Working data

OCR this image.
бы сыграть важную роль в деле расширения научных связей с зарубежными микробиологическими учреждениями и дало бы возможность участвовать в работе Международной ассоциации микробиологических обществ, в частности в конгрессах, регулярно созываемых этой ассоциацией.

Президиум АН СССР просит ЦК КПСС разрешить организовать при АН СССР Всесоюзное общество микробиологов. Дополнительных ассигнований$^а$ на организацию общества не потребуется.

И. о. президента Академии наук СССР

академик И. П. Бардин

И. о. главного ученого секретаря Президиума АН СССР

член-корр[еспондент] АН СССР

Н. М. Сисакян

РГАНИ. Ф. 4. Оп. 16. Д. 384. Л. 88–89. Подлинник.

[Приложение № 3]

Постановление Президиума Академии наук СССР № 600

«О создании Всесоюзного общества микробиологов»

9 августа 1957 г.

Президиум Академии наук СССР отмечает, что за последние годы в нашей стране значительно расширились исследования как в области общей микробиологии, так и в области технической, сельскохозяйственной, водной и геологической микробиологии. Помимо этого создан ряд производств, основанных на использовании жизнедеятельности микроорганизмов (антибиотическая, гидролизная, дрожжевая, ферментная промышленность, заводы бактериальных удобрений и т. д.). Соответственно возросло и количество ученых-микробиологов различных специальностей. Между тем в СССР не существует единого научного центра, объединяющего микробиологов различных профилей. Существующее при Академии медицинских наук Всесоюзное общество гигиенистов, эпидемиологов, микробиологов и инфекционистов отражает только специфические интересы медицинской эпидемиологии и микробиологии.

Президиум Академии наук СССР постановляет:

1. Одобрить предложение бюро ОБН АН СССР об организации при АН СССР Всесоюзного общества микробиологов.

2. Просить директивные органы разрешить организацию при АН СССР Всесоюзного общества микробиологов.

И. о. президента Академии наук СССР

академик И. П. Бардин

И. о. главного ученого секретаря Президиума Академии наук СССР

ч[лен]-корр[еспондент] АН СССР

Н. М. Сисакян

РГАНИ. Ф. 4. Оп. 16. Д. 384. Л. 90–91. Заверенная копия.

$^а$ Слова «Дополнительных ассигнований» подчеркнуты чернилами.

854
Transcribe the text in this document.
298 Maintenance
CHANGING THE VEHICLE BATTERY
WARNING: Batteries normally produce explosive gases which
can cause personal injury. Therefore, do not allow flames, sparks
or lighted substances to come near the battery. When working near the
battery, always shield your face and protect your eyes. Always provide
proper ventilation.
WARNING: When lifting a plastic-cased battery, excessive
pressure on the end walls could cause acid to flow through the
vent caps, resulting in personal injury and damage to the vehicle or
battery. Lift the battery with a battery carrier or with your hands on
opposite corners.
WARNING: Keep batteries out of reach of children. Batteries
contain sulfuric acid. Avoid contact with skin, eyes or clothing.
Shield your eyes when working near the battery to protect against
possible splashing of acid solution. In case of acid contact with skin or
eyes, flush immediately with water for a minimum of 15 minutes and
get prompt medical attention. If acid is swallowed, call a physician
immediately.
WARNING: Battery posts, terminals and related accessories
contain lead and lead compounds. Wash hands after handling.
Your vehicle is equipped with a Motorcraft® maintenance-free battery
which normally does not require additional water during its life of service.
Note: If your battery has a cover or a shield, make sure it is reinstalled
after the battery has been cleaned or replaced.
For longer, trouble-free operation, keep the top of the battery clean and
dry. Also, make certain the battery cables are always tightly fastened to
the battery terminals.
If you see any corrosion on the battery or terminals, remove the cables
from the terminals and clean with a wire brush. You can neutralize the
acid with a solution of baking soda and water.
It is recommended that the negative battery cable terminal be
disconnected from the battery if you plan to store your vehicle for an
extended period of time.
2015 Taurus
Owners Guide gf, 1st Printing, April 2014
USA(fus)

What is needed
Restate all of the entries exactly, please.

Exercise response
OCR this image.
бы сыграть важную роль в деле расширения научных связей с зарубежными микробиологическими учреждениями и дало бы возможность участвовать в работе Международной ассоциации микробиологических обществ, в частности в конгрессах, регулярно созываемых этой ассоциацией.

Президиум АН СССР просит ЦК КПСС разрешить организовать при АН СССР Всесоюзное общество микробиологов. Дополнительных ассигнований$^а$ на организацию общества не потребуется.

И. о. президента Академии наук СССР

академик И. П. Бардин

И. о. главного ученого секретаря Президиума АН СССР

член-корр[еспондент] АН СССР

Н. М. Сисакян

РГАНИ. Ф. 4. Оп. 16. Д. 384. Л. 88–89. Подлинник.

[Приложение № 3]

Постановление Президиума Академии наук СССР № 600

«О создании Всесоюзного общества микробиологов»

9 августа 1957 г.

Президиум Академии наук СССР отмечает, что за последние годы в нашей стране значительно расширились исследования как в области общей микробиологии, так и в области технической, сельскохозяйственной, водной и геологической микробиологии. Помимо этого создан ряд производств, основанных на использовании жизнедеятельности микроорганизмов (антибиотическая, гидролизная, дрожжевая, ферментная промышленность, заводы бактериальных удобрений и т. д.). Соответственно возросло и количество ученых-микробиологов различных специальностей. Между тем в СССР не существует единого научного центра, объединяющего микробиологов различных профилей. Существующее при Академии медицинских наук Всесоюзное общество гигиенистов, эпидемиологов, микробиологов и инфекционистов отражает только специфические интересы медицинской эпидемиологии и микробиологии.

Президиум Академии наук СССР постановляет:

1. Одобрить предложение бюро ОБН АН СССР об организации при АН СССР Всесоюзного общества микробиологов.

2. Просить директивные органы разрешить организацию при АН СССР Всесоюзного общества микробиологов.

И. о. президента Академии наук СССР

академик И. П. Бардин

И. о. главного ученого секретаря Президиума Академии наук СССР

ч[лен]-корр[еспондент] АН СССР

Н. М. Сисакян

РГАНИ. Ф. 4. Оп. 16. Д. 384. Л. 90–91. Заверенная копия.

$^а$ Слова «Дополнительных ассигнований» подчеркнуты чернилами.

854
Transcribe the text in this document.
298 Maintenance
CHANGING THE VEHICLE BATTERY
WARNING: Batteries normally produce explosive gases which
can cause personal injury. Therefore, do not allow flames, sparks
or lighted substances to come near the battery. When working near the
battery, always shield your face and protect your eyes. Always provide
proper ventilation.
WARNING: When lifting a plastic-cased battery, excessive
pressure on the end walls could cause acid to flow through the
vent caps, resulting in personal injury and damage to the vehicle or
battery. Lift the battery with a battery carrier or with your hands on
opposite corners.
WARNING: Keep batteries out of reach of children. Batteries
contain sulfuric acid. Avoid contact with skin, eyes or clothing.
Shield your eyes when working near the battery to protect against
possible splashing of acid solution. In case of acid contact with skin or
eyes, flush immediately with water for a minimum of 15 minutes and
get prompt medical attention. If acid is swallowed, call a physician
immediately.
WARNING: Battery posts, terminals and related accessories
contain lead and lead compounds. Wash hands after handling.
Your vehicle is equipped with a Motorcraft® maintenance-free battery
which normally does not require additional water during its life of service.
Note: If your battery has a cover or a shield, make sure it is reinstalled
after the battery has been cleaned or replaced.
For longer, trouble-free operation, keep the top of the battery clean and
dry. Also, make certain the battery cables are always tightly fastened to
the battery terminals.
If you see any corrosion on the battery or terminals, remove the cables
from the terminals and clean with a wire brush. You can neutralize the
acid with a solution of baking soda and water.
It is recommended that the negative battery cable terminal be
disconnected from the battery if you plan to store your vehicle for an
extended period of time.
2015 Taurus
Owners Guide gf, 1st Printing, April 2014
USA(fus)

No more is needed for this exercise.